#### Collected data entries
________________________

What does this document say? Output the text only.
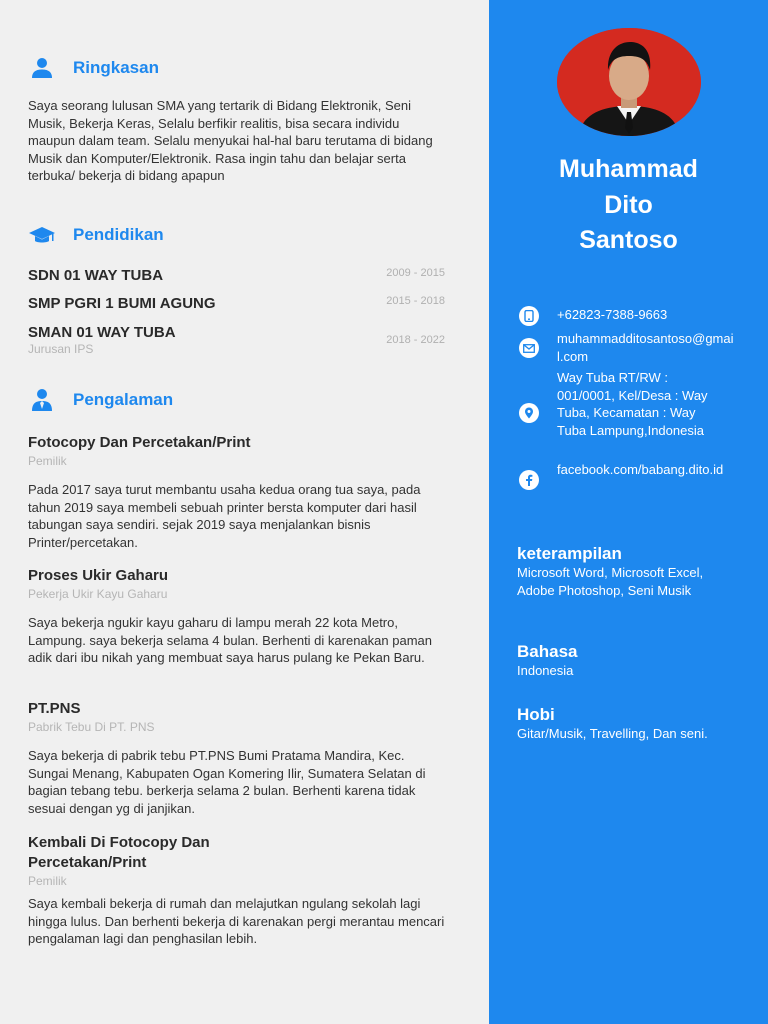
Ringkasan
Saya seorang lulusan SMA yang tertarik di Bidang Elektronik, Seni Musik, Bekerja Keras, Selalu berfikir realitis, bisa secara individu maupun dalam team. Selalu menyukai hal-hal baru terutama di bidang Musik dan Komputer/Elektronik. Rasa ingin tahu dan belajar serta terbuka/ bekerja di bidang apapun
Pendidikan
SDN 01 WAY TUBA	2009 - 2015
SMP PGRI 1 BUMI AGUNG	2015 - 2018
SMAN 01 WAY TUBA	2018 - 2022
Jurusan IPS
Pengalaman
Fotocopy Dan Percetakan/Print
Pemilik
Pada 2017 saya turut membantu usaha kedua orang tua saya, pada tahun 2019 saya membeli sebuah printer bersta komputer dari hasil tabungan saya sendiri. sejak 2019 saya menjalankan bisnis Printer/percetakan.
Proses Ukir Gaharu
Pekerja Ukir Kayu Gaharu
Saya bekerja ngukir kayu gaharu di lampu merah 22 kota Metro, Lampung. saya bekerja selama 4 bulan. Berhenti di karenakan paman adik dari ibu nikah yang membuat saya harus pulang ke Pekan Baru.
PT.PNS
Pabrik Tebu Di PT. PNS
Saya bekerja di pabrik tebu PT.PNS Bumi Pratama Mandira, Kec. Sungai Menang, Kabupaten Ogan Komering Ilir, Sumatera Selatan di bagian tebang tebu. berkerja selama 2 bulan. Berhenti karena tidak sesuai dengan yg di janjikan.
Kembali Di Fotocopy Dan Percetakan/Print
Pemilik
Saya kembali bekerja di rumah dan melajutkan ngulang sekolah lagi hingga lulus. Dan berhenti bekerja di karenakan pergi merantau mencari pengalaman lagi dan penghasilan lebih.
Muhammad
Dito
Santoso
+62823-7388-9663
muhammadditosantoso@gmail.com
Way Tuba RT/RW : 001/0001, Kel/Desa : Way Tuba, Kecamatan : Way Tuba Lampung,Indonesia
facebook.com/babang.dito.id
keterampilan
Microsoft Word, Microsoft Excel, Adobe Photoshop, Seni Musik
Bahasa
Indonesia
Hobi
Gitar/Musik, Travelling, Dan seni.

________________________

#### Exercise requirements
Copy every line in the entries above that has the string "yang" in it.

#### Task response
Saya seorang lulusan SMA yang tertarik di Bidang Elektronik, Seni Musik, Bekerja Keras, Selalu berfikir realitis, bisa secara individu maupun dalam team. Selalu menyukai hal-hal baru terutama di bidang Musik dan Komputer/Elektronik. Rasa ingin tahu dan belajar serta terbuka/ bekerja di bidang apapun
Saya bekerja ngukir kayu gaharu di lampu merah 22 kota Metro, Lampung. saya bekerja selama 4 bulan. Berhenti di karenakan paman adik dari ibu nikah yang membuat saya harus pulang ke Pekan Baru.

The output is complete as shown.